# Start of Source data

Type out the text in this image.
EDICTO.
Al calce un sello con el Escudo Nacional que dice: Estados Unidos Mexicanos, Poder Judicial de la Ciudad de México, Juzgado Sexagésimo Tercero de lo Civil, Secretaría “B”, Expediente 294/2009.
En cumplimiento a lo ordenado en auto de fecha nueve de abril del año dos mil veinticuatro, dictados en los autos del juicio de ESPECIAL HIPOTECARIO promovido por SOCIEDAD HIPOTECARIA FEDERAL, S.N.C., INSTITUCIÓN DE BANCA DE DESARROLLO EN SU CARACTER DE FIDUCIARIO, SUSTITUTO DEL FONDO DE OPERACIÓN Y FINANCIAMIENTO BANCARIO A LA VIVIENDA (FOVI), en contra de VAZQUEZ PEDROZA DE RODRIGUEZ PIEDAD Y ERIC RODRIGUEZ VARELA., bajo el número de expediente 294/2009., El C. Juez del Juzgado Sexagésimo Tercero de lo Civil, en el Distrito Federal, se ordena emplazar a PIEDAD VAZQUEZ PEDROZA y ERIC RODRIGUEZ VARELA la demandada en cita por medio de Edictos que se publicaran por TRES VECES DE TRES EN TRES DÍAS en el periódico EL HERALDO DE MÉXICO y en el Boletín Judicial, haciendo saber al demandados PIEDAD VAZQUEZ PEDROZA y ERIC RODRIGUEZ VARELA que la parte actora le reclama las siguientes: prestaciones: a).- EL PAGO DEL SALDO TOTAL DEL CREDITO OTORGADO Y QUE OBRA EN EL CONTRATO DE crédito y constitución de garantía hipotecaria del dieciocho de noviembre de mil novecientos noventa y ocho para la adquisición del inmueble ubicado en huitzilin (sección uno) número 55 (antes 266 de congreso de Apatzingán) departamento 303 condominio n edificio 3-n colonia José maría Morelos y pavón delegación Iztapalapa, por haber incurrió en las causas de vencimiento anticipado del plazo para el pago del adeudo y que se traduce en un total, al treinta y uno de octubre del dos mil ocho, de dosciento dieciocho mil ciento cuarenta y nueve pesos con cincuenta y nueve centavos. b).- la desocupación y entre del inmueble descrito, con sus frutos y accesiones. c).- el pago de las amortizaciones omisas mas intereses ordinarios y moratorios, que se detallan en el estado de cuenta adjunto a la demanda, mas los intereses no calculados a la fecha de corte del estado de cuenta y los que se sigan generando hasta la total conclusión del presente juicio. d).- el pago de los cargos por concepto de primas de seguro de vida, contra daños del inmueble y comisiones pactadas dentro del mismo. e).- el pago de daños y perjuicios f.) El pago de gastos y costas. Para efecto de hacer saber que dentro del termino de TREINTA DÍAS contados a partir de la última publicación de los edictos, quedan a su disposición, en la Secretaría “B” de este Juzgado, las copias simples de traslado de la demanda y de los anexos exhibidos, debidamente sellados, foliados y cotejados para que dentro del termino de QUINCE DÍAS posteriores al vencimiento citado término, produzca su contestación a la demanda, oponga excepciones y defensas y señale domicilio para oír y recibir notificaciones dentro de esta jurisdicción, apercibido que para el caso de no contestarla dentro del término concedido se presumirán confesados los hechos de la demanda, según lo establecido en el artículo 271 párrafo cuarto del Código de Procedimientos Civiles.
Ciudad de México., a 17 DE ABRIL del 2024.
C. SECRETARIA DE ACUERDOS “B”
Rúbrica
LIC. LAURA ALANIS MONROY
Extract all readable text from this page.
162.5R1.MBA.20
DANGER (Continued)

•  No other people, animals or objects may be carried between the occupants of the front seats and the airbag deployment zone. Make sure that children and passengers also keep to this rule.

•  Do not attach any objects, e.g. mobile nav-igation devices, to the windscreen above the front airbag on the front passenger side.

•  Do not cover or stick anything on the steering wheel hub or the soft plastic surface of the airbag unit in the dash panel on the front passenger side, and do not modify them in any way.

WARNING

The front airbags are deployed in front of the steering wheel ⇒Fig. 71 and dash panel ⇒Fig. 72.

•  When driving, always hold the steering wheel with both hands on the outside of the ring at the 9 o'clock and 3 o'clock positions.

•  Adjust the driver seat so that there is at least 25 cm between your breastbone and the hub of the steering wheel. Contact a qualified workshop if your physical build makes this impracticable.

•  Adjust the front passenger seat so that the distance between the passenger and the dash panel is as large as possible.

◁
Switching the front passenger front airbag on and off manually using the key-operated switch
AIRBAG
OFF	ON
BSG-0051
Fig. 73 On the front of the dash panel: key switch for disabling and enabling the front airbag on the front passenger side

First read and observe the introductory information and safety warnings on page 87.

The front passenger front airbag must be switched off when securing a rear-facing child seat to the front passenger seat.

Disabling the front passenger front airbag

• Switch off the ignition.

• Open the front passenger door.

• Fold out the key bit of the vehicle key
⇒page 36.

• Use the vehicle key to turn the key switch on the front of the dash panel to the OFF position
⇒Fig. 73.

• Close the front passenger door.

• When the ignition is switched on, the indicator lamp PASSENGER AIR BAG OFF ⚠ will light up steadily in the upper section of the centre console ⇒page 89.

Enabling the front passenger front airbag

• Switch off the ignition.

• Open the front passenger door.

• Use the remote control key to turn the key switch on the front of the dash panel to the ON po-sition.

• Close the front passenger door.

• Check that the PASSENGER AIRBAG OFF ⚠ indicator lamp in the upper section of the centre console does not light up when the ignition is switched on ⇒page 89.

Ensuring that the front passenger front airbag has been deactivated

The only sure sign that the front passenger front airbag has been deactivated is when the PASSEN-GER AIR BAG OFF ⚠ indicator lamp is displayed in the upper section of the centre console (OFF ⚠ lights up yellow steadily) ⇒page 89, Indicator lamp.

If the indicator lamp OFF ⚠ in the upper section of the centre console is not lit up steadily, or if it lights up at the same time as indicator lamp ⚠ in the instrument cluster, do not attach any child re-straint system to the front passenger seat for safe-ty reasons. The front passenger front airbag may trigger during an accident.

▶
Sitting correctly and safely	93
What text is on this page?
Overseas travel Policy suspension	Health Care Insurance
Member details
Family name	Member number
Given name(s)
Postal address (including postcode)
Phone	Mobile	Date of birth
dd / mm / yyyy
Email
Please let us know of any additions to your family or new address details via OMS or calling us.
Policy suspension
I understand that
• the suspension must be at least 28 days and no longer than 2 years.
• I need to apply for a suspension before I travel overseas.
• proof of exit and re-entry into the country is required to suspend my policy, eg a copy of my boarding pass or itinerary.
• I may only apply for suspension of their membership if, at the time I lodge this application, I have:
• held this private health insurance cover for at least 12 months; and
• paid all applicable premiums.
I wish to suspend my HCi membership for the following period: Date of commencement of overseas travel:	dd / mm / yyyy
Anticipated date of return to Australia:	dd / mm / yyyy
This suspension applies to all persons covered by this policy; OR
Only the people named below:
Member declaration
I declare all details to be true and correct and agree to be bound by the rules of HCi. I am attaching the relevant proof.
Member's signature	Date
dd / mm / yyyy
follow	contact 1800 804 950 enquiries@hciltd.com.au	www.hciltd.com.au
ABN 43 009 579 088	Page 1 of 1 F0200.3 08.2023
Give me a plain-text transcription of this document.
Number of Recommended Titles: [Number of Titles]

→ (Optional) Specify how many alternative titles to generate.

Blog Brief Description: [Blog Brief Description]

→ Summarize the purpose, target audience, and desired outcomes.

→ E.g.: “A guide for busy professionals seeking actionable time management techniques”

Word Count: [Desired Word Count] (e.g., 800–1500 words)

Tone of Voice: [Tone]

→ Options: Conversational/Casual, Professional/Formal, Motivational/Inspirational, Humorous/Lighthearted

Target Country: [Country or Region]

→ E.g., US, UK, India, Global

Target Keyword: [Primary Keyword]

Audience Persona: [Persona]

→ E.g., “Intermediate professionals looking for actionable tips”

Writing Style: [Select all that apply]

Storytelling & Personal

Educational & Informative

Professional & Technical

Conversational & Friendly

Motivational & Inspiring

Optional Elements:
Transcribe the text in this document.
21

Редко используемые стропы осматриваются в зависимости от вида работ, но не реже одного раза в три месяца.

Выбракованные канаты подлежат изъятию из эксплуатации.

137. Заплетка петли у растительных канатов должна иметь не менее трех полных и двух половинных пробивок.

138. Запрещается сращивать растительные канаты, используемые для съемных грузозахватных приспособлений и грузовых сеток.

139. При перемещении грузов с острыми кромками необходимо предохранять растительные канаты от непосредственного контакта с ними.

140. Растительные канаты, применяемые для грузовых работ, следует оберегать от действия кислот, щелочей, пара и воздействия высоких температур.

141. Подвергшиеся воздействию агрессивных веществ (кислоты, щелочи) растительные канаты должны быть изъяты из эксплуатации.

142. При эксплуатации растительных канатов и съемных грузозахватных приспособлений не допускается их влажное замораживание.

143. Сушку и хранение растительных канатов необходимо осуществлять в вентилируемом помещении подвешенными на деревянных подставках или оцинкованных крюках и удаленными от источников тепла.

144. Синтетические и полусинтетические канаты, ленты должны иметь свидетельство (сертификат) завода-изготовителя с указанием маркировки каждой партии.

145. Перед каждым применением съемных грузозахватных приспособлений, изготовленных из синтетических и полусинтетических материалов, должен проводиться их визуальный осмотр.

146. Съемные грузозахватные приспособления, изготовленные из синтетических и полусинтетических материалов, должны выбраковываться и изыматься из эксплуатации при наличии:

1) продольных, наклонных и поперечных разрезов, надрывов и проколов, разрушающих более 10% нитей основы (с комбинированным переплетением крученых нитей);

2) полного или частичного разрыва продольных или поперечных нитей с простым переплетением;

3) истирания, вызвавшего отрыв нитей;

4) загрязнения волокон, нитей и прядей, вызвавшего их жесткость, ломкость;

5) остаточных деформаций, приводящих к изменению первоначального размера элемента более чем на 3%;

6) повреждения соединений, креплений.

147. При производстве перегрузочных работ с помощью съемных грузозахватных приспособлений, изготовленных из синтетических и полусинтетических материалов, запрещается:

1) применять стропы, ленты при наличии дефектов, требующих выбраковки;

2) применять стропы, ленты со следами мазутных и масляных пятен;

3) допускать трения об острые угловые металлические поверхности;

# End of Source data

> _Written problem_
Each line in the entries above that includes the string "vehicle" should be extracted.

> _Result_
• Fold out the key bit of the vehicle key
• Use the vehicle key to turn the key switch on the front of the dash panel to the OFF position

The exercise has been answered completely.